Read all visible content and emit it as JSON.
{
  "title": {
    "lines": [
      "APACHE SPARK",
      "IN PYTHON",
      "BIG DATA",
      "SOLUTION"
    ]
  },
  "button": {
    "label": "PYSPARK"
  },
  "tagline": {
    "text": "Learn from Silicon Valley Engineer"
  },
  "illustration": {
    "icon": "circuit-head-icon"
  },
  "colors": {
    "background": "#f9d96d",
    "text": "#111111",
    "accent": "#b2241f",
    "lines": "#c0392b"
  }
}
_ _ _ _
▶ Your task:
Your task is to repeat every entry exactly.

▶ Exercise response:
Read all visible content and emit it as JSON.
{
  "title": {
    "lines": [
      "APACHE SPARK",
      "IN PYTHON",
      "BIG DATA",
      "SOLUTION"
    ]
  },
  "button": {
    "label": "PYSPARK"
  },
  "tagline": {
    "text": "Learn from Silicon Valley Engineer"
  },
  "illustration": {
    "icon": "circuit-head-icon"
  },
  "colors": {
    "background": "#f9d96d",
    "text": "#111111",
    "accent": "#b2241f",
    "lines": "#c0392b"
  }
}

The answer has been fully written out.